* START Data listing *

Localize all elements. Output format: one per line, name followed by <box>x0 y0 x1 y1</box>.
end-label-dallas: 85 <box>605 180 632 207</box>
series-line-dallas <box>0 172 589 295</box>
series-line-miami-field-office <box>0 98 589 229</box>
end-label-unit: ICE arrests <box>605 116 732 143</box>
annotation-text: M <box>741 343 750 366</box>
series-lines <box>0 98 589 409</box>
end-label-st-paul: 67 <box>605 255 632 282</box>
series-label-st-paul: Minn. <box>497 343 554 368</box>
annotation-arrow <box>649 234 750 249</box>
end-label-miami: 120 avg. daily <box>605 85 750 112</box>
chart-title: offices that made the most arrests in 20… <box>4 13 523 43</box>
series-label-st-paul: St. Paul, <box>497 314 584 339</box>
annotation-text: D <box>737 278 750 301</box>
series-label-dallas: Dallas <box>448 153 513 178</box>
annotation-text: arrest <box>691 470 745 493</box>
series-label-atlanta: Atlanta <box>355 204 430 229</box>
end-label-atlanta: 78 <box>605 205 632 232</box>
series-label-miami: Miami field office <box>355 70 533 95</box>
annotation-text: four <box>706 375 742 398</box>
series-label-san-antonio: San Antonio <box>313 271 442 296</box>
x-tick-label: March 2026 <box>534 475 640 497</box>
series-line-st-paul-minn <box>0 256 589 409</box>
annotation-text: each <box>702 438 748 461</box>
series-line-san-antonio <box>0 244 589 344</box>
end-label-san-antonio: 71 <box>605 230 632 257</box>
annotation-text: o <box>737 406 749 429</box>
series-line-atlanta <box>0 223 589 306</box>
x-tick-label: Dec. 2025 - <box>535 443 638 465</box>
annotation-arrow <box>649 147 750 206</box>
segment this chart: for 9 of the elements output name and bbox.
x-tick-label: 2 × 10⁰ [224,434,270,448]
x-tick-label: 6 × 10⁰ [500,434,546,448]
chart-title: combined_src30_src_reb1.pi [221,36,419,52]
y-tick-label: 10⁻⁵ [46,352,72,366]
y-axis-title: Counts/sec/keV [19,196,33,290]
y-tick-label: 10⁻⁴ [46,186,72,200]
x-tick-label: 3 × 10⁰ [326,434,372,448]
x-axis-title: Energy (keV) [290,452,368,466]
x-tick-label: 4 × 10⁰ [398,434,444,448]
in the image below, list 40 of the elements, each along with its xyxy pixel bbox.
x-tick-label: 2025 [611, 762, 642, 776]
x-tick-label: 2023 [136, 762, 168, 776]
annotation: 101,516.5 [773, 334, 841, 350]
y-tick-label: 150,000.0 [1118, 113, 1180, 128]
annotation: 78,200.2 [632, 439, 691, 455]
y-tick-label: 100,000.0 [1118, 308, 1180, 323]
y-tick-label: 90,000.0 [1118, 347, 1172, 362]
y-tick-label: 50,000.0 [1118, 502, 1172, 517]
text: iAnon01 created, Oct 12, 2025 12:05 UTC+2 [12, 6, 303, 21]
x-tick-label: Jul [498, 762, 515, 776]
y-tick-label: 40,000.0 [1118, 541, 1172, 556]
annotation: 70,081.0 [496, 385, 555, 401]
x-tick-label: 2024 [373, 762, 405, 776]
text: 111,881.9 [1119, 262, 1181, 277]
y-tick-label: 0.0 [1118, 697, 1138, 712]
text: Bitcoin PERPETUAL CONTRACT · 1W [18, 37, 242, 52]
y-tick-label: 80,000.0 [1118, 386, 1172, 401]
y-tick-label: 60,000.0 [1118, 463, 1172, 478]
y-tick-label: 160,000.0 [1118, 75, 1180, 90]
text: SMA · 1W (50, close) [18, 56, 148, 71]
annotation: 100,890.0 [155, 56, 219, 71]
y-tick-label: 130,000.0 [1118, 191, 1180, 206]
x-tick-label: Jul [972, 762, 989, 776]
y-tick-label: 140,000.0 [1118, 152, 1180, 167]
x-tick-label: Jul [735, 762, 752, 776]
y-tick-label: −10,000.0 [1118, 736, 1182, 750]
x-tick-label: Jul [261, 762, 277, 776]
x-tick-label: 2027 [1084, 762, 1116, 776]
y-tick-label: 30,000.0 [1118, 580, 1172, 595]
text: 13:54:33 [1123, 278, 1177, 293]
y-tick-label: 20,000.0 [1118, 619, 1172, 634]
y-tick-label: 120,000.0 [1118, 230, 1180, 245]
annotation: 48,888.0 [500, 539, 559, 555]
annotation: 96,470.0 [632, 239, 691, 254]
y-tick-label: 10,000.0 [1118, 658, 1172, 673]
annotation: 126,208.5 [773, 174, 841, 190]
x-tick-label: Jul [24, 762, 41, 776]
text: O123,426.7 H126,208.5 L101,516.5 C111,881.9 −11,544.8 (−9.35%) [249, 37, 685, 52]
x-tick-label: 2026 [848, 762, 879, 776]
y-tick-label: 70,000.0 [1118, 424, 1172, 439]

* END Data listing *

- Challenge -
Reproduce every line of the records above word for word, in the same order.

- Right answer -
Localize all elements. Output format: one per line, name followed by <box>x0 y0 x1 y1</box>.
end-label-dallas: 85 <box>605 180 632 207</box>
series-line-dallas <box>0 172 589 295</box>
series-line-miami-field-office <box>0 98 589 229</box>
end-label-unit: ICE arrests <box>605 116 732 143</box>
annotation-text: M <box>741 343 750 366</box>
series-lines <box>0 98 589 409</box>
end-label-st-paul: 67 <box>605 255 632 282</box>
series-label-st-paul: Minn. <box>497 343 554 368</box>
annotation-arrow <box>649 234 750 249</box>
end-label-miami: 120 avg. daily <box>605 85 750 112</box>
chart-title: offices that made the most arrests in 20… <box>4 13 523 43</box>
series-label-st-paul: St. Paul, <box>497 314 584 339</box>
annotation-text: D <box>737 278 750 301</box>
series-label-dallas: Dallas <box>448 153 513 178</box>
annotation-text: arrest <box>691 470 745 493</box>
series-label-atlanta: Atlanta <box>355 204 430 229</box>
end-label-atlanta: 78 <box>605 205 632 232</box>
series-label-miami: Miami field office <box>355 70 533 95</box>
annotation-text: four <box>706 375 742 398</box>
series-label-san-antonio: San Antonio <box>313 271 442 296</box>
x-tick-label: March 2026 <box>534 475 640 497</box>
series-line-st-paul-minn <box>0 256 589 409</box>
annotation-text: each <box>702 438 748 461</box>
series-line-san-antonio <box>0 244 589 344</box>
end-label-san-antonio: 71 <box>605 230 632 257</box>
annotation-text: o <box>737 406 749 429</box>
series-line-atlanta <box>0 223 589 306</box>
x-tick-label: Dec. 2025 - <box>535 443 638 465</box>
annotation-arrow <box>649 147 750 206</box>
segment this chart: for 9 of the elements output name and bbox.
x-tick-label: 2 × 10⁰ [224,434,270,448]
x-tick-label: 6 × 10⁰ [500,434,546,448]
chart-title: combined_src30_src_reb1.pi [221,36,419,52]
y-tick-label: 10⁻⁵ [46,352,72,366]
y-axis-title: Counts/sec/keV [19,196,33,290]
y-tick-label: 10⁻⁴ [46,186,72,200]
x-tick-label: 3 × 10⁰ [326,434,372,448]
x-axis-title: Energy (keV) [290,452,368,466]
x-tick-label: 4 × 10⁰ [398,434,444,448]
in the image below, list 40 of the elements, each along with its xyxy pixel bbox.
x-tick-label: 2025 [611, 762, 642, 776]
x-tick-label: 2023 [136, 762, 168, 776]
annotation: 101,516.5 [773, 334, 841, 350]
y-tick-label: 150,000.0 [1118, 113, 1180, 128]
annotation: 78,200.2 [632, 439, 691, 455]
y-tick-label: 100,000.0 [1118, 308, 1180, 323]
y-tick-label: 90,000.0 [1118, 347, 1172, 362]
y-tick-label: 50,000.0 [1118, 502, 1172, 517]
text: iAnon01 created, Oct 12, 2025 12:05 UTC+2 [12, 6, 303, 21]
x-tick-label: Jul [498, 762, 515, 776]
y-tick-label: 40,000.0 [1118, 541, 1172, 556]
annotation: 70,081.0 [496, 385, 555, 401]
x-tick-label: 2024 [373, 762, 405, 776]
text: 111,881.9 [1119, 262, 1181, 277]
y-tick-label: 0.0 [1118, 697, 1138, 712]
text: Bitcoin PERPETUAL CONTRACT · 1W [18, 37, 242, 52]
y-tick-label: 80,000.0 [1118, 386, 1172, 401]
y-tick-label: 60,000.0 [1118, 463, 1172, 478]
y-tick-label: 160,000.0 [1118, 75, 1180, 90]
text: SMA · 1W (50, close) [18, 56, 148, 71]
annotation: 100,890.0 [155, 56, 219, 71]
y-tick-label: 130,000.0 [1118, 191, 1180, 206]
x-tick-label: Jul [972, 762, 989, 776]
y-tick-label: 140,000.0 [1118, 152, 1180, 167]
x-tick-label: Jul [735, 762, 752, 776]
y-tick-label: −10,000.0 [1118, 736, 1182, 750]
x-tick-label: Jul [261, 762, 277, 776]
x-tick-label: 2027 [1084, 762, 1116, 776]
y-tick-label: 30,000.0 [1118, 580, 1172, 595]
text: 13:54:33 [1123, 278, 1177, 293]
y-tick-label: 20,000.0 [1118, 619, 1172, 634]
y-tick-label: 120,000.0 [1118, 230, 1180, 245]
annotation: 48,888.0 [500, 539, 559, 555]
annotation: 96,470.0 [632, 239, 691, 254]
y-tick-label: 10,000.0 [1118, 658, 1172, 673]
annotation: 126,208.5 [773, 174, 841, 190]
x-tick-label: Jul [24, 762, 41, 776]
text: O123,426.7 H126,208.5 L101,516.5 C111,881.9 −11,544.8 (−9.35%) [249, 37, 685, 52]
x-tick-label: 2026 [848, 762, 879, 776]
y-tick-label: 70,000.0 [1118, 424, 1172, 439]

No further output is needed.